◆ **PROVIDED ENTRIES**:
--------------------------------------------------

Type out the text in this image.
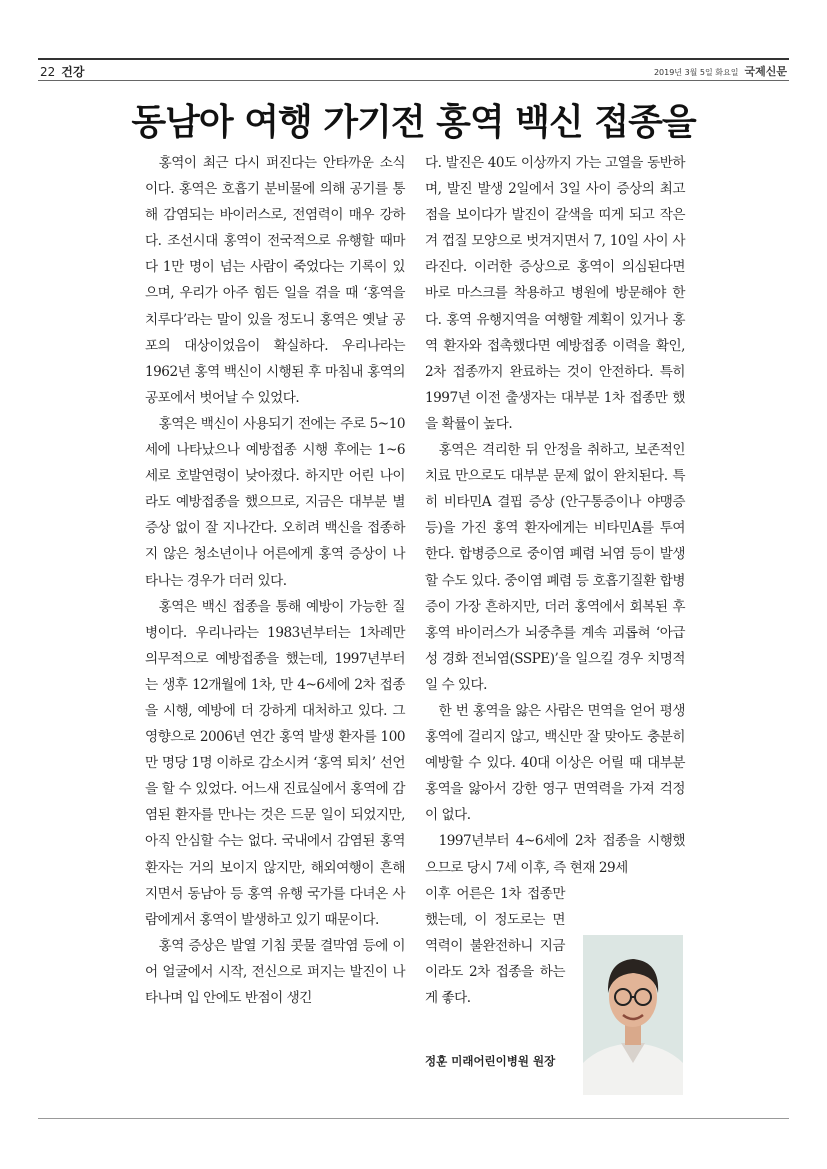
22 건강	2019년 3월 5일 화요일 국제신문
동남아 여행 가기전 홍역 백신 접종을

홍역이 최근 다시 퍼진다는 안타까운 소식이다. 홍역은 호흡기 분비물에 의해 공기를 통해 감염되는 바이러스로, 전염력이 매우 강하다. 조선시대 홍역이 전국적으로 유행할 때마다 1만 명이 넘는 사람이 죽었다는 기록이 있으며, 우리가 아주 힘든 일을 겪을 때 ‘홍역을 치루다’라는 말이 있을 정도니 홍역은 옛날 공포의 대상이었음이 확실하다. 우리나라는 1962년 홍역 백신이 시행된 후 마침내 홍역의 공포에서 벗어날 수 있었다.

홍역은 백신이 사용되기 전에는 주로 5~10세에 나타났으나 예방접종 시행 후에는 1~6세로 호발연령이 낮아졌다. 하지만 어린 나이라도 예방접종을 했으므로, 지금은 대부분 별 증상 없이 잘 지나간다. 오히려 백신을 접종하지 않은 청소년이나 어른에게 홍역 증상이 나타나는 경우가 더러 있다.

홍역은 백신 접종을 통해 예방이 가능한 질병이다. 우리나라는 1983년부터는 1차례만 의무적으로 예방접종을 했는데, 1997년부터는 생후 12개월에 1차, 만 4~6세에 2차 접종을 시행, 예방에 더 강하게 대처하고 있다. 그 영향으로 2006년 연간 홍역 발생 환자를 100만 명당 1명 이하로 감소시켜 ‘홍역 퇴치’ 선언을 할 수 있었다. 어느새 진료실에서 홍역에 감염된 환자를 만나는 것은 드문 일이 되었지만, 아직 안심할 수는 없다. 국내에서 감염된 홍역환자는 거의 보이지 않지만, 해외여행이 흔해지면서 동남아 등 홍역 유행 국가를 다녀온 사람에게서 홍역이 발생하고 있기 때문이다.

홍역 증상은 발열 기침 콧물 결막염 등에 이어 얼굴에서 시작, 전신으로 퍼지는 발진이 나타나며 입 안에도 반점이 생긴

다. 발진은 40도 이상까지 가는 고열을 동반하며, 발진 발생 2일에서 3일 사이 증상의 최고점을 보이다가 발진이 갈색을 띠게 되고 작은 겨 껍질 모양으로 벗겨지면서 7, 10일 사이 사라진다. 이러한 증상으로 홍역이 의심된다면 바로 마스크를 착용하고 병원에 방문해야 한다. 홍역 유행지역을 여행할 계획이 있거나 홍역 환자와 접촉했다면 예방접종 이력을 확인, 2차 접종까지 완료하는 것이 안전하다. 특히 1997년 이전 출생자는 대부분 1차 접종만 했을 확률이 높다.

홍역은 격리한 뒤 안정을 취하고, 보존적인 치료 만으로도 대부분 문제 없이 완치된다. 특히 비타민A 결핍 증상 (안구통증이나 야맹증 등)을 가진 홍역 환자에게는 비타민A를 투여한다. 합병증으로 중이염 폐렴 뇌염 등이 발생할 수도 있다. 중이염 폐렴 등 호흡기질환 합병증이 가장 흔하지만, 더러 홍역에서 회복된 후 홍역 바이러스가 뇌중추를 계속 괴롭혀 ‘아급성 경화 전뇌염(SSPE)’을 일으킬 경우 치명적일 수 있다.

한 번 홍역을 앓은 사람은 면역을 얻어 평생 홍역에 걸리지 않고, 백신만 잘 맞아도 충분히 예방할 수 있다. 40대 이상은 어릴 때 대부분 홍역을 앓아서 강한 영구 면역력을 가져 걱정이 없다.

1997년부터 4~6세에 2차 접종을 시행했으므로 당시 7세 이후, 즉 현재 29세

이후 어른은 1차 접종만 했는데, 이 정도로는 면역력이 불완전하니 지금이라도 2차 접종을 하는 게 좋다.

정훈 미래어린이병원 원장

--------------------------------------------------

◆ **TASK PROMPT**:
Omit pictures; set down the rest of the material word for word.

◆ **EXERCISE RESULT**:
Type out the text in this image.
22 건강	2019년 3월 5일 화요일 국제신문
동남아 여행 가기전 홍역 백신 접종을

홍역이 최근 다시 퍼진다는 안타까운 소식이다. 홍역은 호흡기 분비물에 의해 공기를 통해 감염되는 바이러스로, 전염력이 매우 강하다. 조선시대 홍역이 전국적으로 유행할 때마다 1만 명이 넘는 사람이 죽었다는 기록이 있으며, 우리가 아주 힘든 일을 겪을 때 ‘홍역을 치루다’라는 말이 있을 정도니 홍역은 옛날 공포의 대상이었음이 확실하다. 우리나라는 1962년 홍역 백신이 시행된 후 마침내 홍역의 공포에서 벗어날 수 있었다.

홍역은 백신이 사용되기 전에는 주로 5~10세에 나타났으나 예방접종 시행 후에는 1~6세로 호발연령이 낮아졌다. 하지만 어린 나이라도 예방접종을 했으므로, 지금은 대부분 별 증상 없이 잘 지나간다. 오히려 백신을 접종하지 않은 청소년이나 어른에게 홍역 증상이 나타나는 경우가 더러 있다.

홍역은 백신 접종을 통해 예방이 가능한 질병이다. 우리나라는 1983년부터는 1차례만 의무적으로 예방접종을 했는데, 1997년부터는 생후 12개월에 1차, 만 4~6세에 2차 접종을 시행, 예방에 더 강하게 대처하고 있다. 그 영향으로 2006년 연간 홍역 발생 환자를 100만 명당 1명 이하로 감소시켜 ‘홍역 퇴치’ 선언을 할 수 있었다. 어느새 진료실에서 홍역에 감염된 환자를 만나는 것은 드문 일이 되었지만, 아직 안심할 수는 없다. 국내에서 감염된 홍역환자는 거의 보이지 않지만, 해외여행이 흔해지면서 동남아 등 홍역 유행 국가를 다녀온 사람에게서 홍역이 발생하고 있기 때문이다.

홍역 증상은 발열 기침 콧물 결막염 등에 이어 얼굴에서 시작, 전신으로 퍼지는 발진이 나타나며 입 안에도 반점이 생긴

다. 발진은 40도 이상까지 가는 고열을 동반하며, 발진 발생 2일에서 3일 사이 증상의 최고점을 보이다가 발진이 갈색을 띠게 되고 작은 겨 껍질 모양으로 벗겨지면서 7, 10일 사이 사라진다. 이러한 증상으로 홍역이 의심된다면 바로 마스크를 착용하고 병원에 방문해야 한다. 홍역 유행지역을 여행할 계획이 있거나 홍역 환자와 접촉했다면 예방접종 이력을 확인, 2차 접종까지 완료하는 것이 안전하다. 특히 1997년 이전 출생자는 대부분 1차 접종만 했을 확률이 높다.

홍역은 격리한 뒤 안정을 취하고, 보존적인 치료 만으로도 대부분 문제 없이 완치된다. 특히 비타민A 결핍 증상 (안구통증이나 야맹증 등)을 가진 홍역 환자에게는 비타민A를 투여한다. 합병증으로 중이염 폐렴 뇌염 등이 발생할 수도 있다. 중이염 폐렴 등 호흡기질환 합병증이 가장 흔하지만, 더러 홍역에서 회복된 후 홍역 바이러스가 뇌중추를 계속 괴롭혀 ‘아급성 경화 전뇌염(SSPE)’을 일으킬 경우 치명적일 수 있다.

한 번 홍역을 앓은 사람은 면역을 얻어 평생 홍역에 걸리지 않고, 백신만 잘 맞아도 충분히 예방할 수 있다. 40대 이상은 어릴 때 대부분 홍역을 앓아서 강한 영구 면역력을 가져 걱정이 없다.

1997년부터 4~6세에 2차 접종을 시행했으므로 당시 7세 이후, 즉 현재 29세

이후 어른은 1차 접종만 했는데, 이 정도로는 면역력이 불완전하니 지금이라도 2차 접종을 하는 게 좋다.

정훈 미래어린이병원 원장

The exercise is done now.